-- Task input start --
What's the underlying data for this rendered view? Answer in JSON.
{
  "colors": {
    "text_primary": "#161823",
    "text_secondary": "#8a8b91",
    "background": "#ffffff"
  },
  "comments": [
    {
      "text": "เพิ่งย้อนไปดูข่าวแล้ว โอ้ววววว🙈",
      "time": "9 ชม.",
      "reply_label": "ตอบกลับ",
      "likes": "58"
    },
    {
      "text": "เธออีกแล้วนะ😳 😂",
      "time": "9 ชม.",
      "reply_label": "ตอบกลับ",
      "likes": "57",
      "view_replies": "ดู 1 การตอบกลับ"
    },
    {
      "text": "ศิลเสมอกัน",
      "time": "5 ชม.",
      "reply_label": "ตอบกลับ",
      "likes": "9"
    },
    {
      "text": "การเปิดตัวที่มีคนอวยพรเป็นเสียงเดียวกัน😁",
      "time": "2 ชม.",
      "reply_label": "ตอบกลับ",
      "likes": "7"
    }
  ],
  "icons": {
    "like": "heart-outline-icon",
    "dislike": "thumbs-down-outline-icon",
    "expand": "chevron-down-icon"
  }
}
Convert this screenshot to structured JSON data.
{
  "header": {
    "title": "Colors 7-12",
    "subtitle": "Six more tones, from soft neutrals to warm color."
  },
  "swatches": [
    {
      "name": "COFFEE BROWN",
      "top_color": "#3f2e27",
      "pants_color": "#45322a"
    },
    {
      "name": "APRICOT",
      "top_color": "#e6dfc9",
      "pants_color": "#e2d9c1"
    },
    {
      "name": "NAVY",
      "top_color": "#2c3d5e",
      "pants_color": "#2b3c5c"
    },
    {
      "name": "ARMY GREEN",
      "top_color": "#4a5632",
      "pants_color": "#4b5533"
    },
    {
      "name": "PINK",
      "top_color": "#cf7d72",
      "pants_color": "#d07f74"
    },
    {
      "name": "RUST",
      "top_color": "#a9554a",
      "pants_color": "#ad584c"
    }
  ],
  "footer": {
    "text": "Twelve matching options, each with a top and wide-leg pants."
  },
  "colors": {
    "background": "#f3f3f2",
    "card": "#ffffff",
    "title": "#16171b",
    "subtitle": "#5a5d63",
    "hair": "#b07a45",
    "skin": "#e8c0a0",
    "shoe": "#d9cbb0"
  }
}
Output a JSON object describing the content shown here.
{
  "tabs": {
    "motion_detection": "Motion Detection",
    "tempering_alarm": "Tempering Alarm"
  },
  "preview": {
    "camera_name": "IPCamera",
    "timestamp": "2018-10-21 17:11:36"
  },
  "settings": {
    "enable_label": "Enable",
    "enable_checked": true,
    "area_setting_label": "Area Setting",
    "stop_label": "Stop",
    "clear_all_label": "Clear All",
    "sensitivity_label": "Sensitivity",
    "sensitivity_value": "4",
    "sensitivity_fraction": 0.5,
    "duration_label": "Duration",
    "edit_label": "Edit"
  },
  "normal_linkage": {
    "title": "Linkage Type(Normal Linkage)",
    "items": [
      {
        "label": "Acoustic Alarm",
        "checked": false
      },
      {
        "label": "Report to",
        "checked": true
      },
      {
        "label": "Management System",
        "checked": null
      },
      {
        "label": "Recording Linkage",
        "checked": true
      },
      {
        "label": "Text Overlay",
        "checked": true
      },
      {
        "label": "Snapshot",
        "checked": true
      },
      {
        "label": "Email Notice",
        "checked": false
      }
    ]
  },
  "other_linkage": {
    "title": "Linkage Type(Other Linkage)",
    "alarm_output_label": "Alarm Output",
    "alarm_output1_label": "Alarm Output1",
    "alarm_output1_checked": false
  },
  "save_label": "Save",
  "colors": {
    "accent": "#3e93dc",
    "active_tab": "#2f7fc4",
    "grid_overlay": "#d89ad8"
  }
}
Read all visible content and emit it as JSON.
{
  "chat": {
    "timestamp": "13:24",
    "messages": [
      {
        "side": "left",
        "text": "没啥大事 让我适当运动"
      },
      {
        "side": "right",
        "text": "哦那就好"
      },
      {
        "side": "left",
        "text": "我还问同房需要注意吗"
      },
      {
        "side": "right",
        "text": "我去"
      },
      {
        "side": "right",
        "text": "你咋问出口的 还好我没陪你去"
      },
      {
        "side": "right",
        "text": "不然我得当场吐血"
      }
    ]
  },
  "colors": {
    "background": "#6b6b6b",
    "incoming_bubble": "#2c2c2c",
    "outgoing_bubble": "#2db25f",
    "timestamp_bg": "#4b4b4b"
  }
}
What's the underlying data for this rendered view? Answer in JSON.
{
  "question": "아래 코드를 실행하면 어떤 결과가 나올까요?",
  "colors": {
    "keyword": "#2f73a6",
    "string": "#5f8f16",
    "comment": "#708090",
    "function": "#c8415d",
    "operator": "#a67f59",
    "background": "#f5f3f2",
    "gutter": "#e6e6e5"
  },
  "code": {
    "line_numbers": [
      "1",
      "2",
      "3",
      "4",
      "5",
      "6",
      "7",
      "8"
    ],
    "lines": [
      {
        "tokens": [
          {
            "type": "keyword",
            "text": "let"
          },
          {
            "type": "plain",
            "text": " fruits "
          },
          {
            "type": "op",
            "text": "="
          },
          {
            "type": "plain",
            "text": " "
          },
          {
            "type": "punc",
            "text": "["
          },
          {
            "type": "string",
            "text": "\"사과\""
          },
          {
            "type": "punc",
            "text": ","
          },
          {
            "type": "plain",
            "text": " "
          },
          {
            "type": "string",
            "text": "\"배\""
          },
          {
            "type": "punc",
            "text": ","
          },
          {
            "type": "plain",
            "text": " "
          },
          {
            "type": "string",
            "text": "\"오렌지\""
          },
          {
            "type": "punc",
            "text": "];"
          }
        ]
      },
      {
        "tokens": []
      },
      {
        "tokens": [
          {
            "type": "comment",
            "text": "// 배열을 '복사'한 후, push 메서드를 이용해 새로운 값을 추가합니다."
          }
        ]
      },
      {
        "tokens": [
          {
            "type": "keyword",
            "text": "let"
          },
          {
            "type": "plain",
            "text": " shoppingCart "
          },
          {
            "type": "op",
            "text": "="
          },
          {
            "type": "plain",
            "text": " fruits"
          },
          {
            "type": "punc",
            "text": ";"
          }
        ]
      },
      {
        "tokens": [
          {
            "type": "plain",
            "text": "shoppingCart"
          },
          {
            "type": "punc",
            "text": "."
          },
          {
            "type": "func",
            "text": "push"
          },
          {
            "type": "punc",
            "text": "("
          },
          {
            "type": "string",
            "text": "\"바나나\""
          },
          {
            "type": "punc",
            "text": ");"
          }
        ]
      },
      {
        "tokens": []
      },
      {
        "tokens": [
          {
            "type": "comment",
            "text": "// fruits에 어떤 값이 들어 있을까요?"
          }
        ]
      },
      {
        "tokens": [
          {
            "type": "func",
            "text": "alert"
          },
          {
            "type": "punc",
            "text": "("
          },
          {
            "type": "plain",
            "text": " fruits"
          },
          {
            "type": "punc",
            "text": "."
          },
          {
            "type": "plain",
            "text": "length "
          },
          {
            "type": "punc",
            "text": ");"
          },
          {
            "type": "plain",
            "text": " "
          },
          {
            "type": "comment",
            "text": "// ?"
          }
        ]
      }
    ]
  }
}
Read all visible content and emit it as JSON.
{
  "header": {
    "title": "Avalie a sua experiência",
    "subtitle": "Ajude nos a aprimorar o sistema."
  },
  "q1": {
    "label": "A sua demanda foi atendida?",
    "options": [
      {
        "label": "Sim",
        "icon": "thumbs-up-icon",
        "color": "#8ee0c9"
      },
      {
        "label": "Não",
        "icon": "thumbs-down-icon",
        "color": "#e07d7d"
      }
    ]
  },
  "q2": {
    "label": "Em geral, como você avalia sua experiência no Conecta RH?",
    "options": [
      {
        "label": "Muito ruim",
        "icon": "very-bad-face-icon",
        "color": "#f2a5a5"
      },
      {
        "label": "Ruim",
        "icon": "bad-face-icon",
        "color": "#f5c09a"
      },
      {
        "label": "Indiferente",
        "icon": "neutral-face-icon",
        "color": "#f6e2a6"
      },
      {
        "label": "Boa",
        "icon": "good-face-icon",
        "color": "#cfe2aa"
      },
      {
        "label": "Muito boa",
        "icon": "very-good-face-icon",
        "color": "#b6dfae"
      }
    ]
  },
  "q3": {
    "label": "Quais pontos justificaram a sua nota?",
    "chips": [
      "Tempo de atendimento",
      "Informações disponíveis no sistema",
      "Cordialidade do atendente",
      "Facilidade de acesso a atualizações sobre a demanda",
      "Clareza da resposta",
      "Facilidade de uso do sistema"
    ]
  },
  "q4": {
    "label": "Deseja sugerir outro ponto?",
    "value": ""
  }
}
-- Task input end --
Only the number is wanted: how many lines of these entries contain the string "subtitle"?

3